[Some records]

-=-=-=-=-

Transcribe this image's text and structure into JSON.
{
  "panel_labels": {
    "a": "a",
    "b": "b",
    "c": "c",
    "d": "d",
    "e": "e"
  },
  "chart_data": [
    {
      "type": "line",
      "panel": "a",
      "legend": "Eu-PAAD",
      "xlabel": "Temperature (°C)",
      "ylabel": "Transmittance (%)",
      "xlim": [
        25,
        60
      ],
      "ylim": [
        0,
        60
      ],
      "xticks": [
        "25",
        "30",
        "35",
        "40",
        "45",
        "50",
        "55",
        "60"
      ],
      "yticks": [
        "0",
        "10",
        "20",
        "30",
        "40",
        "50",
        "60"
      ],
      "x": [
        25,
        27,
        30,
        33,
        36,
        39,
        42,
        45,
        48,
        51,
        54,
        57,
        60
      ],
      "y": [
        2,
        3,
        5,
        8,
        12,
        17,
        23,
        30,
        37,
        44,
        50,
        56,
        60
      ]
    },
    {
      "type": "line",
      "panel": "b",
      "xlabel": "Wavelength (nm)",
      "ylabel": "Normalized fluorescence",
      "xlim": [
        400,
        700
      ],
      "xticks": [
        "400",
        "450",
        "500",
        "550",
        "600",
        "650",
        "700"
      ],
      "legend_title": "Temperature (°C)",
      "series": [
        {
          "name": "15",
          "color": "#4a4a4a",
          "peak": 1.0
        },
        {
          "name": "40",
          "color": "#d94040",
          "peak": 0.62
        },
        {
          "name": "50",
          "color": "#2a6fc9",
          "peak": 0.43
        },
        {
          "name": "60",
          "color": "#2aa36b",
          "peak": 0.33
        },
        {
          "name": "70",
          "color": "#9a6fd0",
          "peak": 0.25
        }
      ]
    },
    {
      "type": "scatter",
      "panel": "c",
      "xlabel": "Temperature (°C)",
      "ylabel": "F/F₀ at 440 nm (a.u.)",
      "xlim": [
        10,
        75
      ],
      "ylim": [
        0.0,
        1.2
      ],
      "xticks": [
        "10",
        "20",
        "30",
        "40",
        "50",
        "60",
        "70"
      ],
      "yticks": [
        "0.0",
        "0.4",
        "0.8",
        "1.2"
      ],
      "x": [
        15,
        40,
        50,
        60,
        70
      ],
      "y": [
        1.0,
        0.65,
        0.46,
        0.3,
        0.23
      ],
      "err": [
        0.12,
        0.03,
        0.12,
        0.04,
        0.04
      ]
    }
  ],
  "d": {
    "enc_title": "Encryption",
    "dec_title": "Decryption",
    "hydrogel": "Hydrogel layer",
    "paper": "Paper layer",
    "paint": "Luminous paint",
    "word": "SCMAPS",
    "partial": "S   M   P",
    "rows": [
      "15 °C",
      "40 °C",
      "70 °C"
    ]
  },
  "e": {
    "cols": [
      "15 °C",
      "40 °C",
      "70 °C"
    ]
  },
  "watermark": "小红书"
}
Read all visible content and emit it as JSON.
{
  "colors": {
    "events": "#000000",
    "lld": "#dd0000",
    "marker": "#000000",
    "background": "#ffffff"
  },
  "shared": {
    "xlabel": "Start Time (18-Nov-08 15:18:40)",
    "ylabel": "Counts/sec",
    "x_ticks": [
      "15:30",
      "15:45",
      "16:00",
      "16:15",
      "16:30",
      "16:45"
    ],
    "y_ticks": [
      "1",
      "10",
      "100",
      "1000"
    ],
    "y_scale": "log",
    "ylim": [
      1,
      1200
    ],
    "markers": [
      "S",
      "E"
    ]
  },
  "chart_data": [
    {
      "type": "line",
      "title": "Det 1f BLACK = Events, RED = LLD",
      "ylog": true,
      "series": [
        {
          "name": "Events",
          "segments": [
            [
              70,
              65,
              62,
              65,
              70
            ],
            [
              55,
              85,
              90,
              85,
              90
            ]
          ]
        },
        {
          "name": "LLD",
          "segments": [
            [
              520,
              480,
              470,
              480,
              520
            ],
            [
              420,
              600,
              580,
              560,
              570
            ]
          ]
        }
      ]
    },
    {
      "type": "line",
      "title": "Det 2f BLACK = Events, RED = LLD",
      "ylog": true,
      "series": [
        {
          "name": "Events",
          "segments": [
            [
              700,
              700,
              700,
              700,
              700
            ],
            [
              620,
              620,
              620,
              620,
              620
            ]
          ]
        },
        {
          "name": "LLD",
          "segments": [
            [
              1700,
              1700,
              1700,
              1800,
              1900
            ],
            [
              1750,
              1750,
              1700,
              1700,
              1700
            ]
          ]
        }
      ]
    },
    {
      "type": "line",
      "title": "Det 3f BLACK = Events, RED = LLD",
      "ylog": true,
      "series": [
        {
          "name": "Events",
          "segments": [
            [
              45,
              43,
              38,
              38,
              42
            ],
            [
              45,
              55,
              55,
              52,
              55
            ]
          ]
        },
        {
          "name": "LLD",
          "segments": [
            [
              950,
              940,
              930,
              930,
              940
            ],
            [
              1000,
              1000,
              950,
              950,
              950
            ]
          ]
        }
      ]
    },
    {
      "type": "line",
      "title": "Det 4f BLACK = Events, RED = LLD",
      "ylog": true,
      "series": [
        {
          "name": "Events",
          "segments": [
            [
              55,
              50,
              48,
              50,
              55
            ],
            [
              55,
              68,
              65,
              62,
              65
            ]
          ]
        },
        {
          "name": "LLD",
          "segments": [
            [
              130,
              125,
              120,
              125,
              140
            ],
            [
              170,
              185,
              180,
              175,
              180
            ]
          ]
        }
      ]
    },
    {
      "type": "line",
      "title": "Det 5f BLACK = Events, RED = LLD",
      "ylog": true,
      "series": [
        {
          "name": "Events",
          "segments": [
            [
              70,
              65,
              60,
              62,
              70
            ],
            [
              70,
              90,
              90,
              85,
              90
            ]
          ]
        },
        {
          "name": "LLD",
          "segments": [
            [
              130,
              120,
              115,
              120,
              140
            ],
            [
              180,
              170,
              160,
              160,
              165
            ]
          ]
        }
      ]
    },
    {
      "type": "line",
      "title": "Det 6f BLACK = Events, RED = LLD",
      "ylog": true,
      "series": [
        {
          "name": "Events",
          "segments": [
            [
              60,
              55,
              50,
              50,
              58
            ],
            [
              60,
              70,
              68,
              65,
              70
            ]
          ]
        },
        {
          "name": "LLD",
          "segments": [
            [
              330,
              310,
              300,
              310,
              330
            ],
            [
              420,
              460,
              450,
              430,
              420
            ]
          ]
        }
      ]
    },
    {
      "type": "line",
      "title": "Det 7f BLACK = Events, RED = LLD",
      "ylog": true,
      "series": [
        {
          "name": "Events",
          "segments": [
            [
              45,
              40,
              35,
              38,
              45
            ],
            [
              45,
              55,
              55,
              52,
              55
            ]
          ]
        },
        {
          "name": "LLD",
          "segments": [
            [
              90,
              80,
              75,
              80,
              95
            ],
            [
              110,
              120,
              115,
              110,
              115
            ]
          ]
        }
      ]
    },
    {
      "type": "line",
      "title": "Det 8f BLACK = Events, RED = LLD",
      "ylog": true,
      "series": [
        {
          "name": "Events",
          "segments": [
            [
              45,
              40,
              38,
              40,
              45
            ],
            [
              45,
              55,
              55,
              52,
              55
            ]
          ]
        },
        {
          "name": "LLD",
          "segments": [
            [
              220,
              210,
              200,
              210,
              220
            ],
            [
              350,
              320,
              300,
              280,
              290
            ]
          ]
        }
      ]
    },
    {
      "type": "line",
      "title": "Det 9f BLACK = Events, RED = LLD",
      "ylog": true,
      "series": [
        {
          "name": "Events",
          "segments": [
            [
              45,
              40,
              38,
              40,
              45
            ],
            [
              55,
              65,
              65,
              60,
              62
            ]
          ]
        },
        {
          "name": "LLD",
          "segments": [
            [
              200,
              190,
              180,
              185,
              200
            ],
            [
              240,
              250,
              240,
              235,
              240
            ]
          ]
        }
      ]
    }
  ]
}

-=-=-=-=-

Given exercise — Gather, from the listing above, every line carrying the word "ylabel".

Task result —
      "ylabel": "Transmittance (%)",
      "ylabel": "Normalized fluorescence",
      "ylabel": "F/F₀ at 440 nm (a.u.)",
    "ylabel": "Counts/sec",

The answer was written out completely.